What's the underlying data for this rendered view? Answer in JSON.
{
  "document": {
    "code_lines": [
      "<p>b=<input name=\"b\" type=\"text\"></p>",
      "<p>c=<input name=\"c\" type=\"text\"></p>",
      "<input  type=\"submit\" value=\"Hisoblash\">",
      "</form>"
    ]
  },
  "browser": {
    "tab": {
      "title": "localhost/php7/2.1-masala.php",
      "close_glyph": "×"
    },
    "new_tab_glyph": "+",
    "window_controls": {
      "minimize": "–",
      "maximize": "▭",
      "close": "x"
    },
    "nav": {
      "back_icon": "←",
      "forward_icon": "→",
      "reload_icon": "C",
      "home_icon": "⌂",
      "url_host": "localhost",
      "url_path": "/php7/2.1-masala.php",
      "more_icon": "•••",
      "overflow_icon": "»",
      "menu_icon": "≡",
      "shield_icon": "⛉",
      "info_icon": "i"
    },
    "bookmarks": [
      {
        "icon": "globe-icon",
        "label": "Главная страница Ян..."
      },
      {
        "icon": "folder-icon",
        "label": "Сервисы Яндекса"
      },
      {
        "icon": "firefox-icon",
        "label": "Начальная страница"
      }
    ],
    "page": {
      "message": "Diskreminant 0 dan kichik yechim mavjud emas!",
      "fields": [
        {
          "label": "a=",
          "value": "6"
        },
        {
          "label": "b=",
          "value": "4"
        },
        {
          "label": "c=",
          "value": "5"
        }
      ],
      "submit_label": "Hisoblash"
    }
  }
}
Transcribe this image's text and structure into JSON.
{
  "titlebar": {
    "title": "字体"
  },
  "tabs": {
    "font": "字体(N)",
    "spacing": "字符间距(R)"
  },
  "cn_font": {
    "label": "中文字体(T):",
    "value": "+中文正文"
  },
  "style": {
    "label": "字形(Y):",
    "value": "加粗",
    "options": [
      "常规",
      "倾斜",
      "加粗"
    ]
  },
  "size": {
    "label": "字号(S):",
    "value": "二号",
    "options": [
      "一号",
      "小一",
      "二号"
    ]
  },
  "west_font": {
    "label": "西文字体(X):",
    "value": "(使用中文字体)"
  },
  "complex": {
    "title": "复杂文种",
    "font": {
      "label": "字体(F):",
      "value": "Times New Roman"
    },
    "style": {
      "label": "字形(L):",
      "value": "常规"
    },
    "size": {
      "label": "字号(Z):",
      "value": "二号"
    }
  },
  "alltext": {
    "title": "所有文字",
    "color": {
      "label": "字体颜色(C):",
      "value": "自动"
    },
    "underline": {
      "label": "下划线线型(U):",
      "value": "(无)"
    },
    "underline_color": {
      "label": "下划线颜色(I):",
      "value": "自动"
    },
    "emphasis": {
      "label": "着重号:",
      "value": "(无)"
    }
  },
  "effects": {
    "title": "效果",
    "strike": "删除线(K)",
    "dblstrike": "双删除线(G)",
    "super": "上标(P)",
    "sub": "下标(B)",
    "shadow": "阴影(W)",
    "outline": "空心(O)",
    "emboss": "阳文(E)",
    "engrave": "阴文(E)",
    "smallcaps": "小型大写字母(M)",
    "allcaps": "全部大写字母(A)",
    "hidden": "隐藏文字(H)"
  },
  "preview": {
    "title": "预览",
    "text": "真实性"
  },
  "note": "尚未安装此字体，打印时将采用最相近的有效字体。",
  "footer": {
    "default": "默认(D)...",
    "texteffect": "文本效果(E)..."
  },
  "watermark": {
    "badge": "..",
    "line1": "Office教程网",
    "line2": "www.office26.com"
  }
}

· · · · · · ·

** JOB **
Each record above should be restated word for word.

** REPLY **
What's the underlying data for this rendered view? Answer in JSON.
{
  "document": {
    "code_lines": [
      "<p>b=<input name=\"b\" type=\"text\"></p>",
      "<p>c=<input name=\"c\" type=\"text\"></p>",
      "<input  type=\"submit\" value=\"Hisoblash\">",
      "</form>"
    ]
  },
  "browser": {
    "tab": {
      "title": "localhost/php7/2.1-masala.php",
      "close_glyph": "×"
    },
    "new_tab_glyph": "+",
    "window_controls": {
      "minimize": "–",
      "maximize": "▭",
      "close": "x"
    },
    "nav": {
      "back_icon": "←",
      "forward_icon": "→",
      "reload_icon": "C",
      "home_icon": "⌂",
      "url_host": "localhost",
      "url_path": "/php7/2.1-masala.php",
      "more_icon": "•••",
      "overflow_icon": "»",
      "menu_icon": "≡",
      "shield_icon": "⛉",
      "info_icon": "i"
    },
    "bookmarks": [
      {
        "icon": "globe-icon",
        "label": "Главная страница Ян..."
      },
      {
        "icon": "folder-icon",
        "label": "Сервисы Яндекса"
      },
      {
        "icon": "firefox-icon",
        "label": "Начальная страница"
      }
    ],
    "page": {
      "message": "Diskreminant 0 dan kichik yechim mavjud emas!",
      "fields": [
        {
          "label": "a=",
          "value": "6"
        },
        {
          "label": "b=",
          "value": "4"
        },
        {
          "label": "c=",
          "value": "5"
        }
      ],
      "submit_label": "Hisoblash"
    }
  }
}
Transcribe this image's text and structure into JSON.
{
  "titlebar": {
    "title": "字体"
  },
  "tabs": {
    "font": "字体(N)",
    "spacing": "字符间距(R)"
  },
  "cn_font": {
    "label": "中文字体(T):",
    "value": "+中文正文"
  },
  "style": {
    "label": "字形(Y):",
    "value": "加粗",
    "options": [
      "常规",
      "倾斜",
      "加粗"
    ]
  },
  "size": {
    "label": "字号(S):",
    "value": "二号",
    "options": [
      "一号",
      "小一",
      "二号"
    ]
  },
  "west_font": {
    "label": "西文字体(X):",
    "value": "(使用中文字体)"
  },
  "complex": {
    "title": "复杂文种",
    "font": {
      "label": "字体(F):",
      "value": "Times New Roman"
    },
    "style": {
      "label": "字形(L):",
      "value": "常规"
    },
    "size": {
      "label": "字号(Z):",
      "value": "二号"
    }
  },
  "alltext": {
    "title": "所有文字",
    "color": {
      "label": "字体颜色(C):",
      "value": "自动"
    },
    "underline": {
      "label": "下划线线型(U):",
      "value": "(无)"
    },
    "underline_color": {
      "label": "下划线颜色(I):",
      "value": "自动"
    },
    "emphasis": {
      "label": "着重号:",
      "value": "(无)"
    }
  },
  "effects": {
    "title": "效果",
    "strike": "删除线(K)",
    "dblstrike": "双删除线(G)",
    "super": "上标(P)",
    "sub": "下标(B)",
    "shadow": "阴影(W)",
    "outline": "空心(O)",
    "emboss": "阳文(E)",
    "engrave": "阴文(E)",
    "smallcaps": "小型大写字母(M)",
    "allcaps": "全部大写字母(A)",
    "hidden": "隐藏文字(H)"
  },
  "preview": {
    "title": "预览",
    "text": "真实性"
  },
  "note": "尚未安装此字体，打印时将采用最相近的有效字体。",
  "footer": {
    "default": "默认(D)...",
    "texteffect": "文本效果(E)..."
  },
  "watermark": {
    "badge": "..",
    "line1": "Office教程网",
    "line2": "www.office26.com"
  }
}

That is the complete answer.